## Saved entries
# # # #

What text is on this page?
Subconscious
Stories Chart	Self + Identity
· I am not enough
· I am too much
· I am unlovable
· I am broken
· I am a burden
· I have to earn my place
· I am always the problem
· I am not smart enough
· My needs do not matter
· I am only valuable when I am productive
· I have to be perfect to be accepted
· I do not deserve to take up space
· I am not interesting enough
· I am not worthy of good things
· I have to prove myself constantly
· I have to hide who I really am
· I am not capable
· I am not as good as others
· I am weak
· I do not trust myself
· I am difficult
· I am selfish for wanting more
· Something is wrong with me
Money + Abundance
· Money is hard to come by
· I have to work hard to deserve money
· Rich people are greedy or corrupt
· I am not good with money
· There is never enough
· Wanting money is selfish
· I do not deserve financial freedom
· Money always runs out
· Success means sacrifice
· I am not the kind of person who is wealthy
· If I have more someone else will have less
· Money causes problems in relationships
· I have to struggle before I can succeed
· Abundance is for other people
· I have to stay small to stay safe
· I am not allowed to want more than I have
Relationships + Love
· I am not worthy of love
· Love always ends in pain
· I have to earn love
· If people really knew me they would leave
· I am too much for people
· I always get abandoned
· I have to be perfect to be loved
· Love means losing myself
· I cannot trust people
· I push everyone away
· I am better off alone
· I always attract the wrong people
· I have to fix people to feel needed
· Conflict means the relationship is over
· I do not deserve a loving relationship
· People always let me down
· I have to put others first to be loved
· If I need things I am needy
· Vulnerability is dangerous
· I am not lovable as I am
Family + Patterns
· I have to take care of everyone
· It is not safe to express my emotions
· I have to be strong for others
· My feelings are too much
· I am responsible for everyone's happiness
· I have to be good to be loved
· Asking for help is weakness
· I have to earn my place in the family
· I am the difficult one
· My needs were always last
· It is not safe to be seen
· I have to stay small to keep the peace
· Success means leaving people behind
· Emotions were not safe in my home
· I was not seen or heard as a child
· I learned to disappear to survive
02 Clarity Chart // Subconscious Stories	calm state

# # # #

## EXERCISE PROMPT
Where a line above contains the string "always", copy that line.

## FULL RESPONSE
· I am always the problem
· Money always runs out
· Love always ends in pain
· I always get abandoned
· I always attract the wrong people
· People always let me down
· My needs were always last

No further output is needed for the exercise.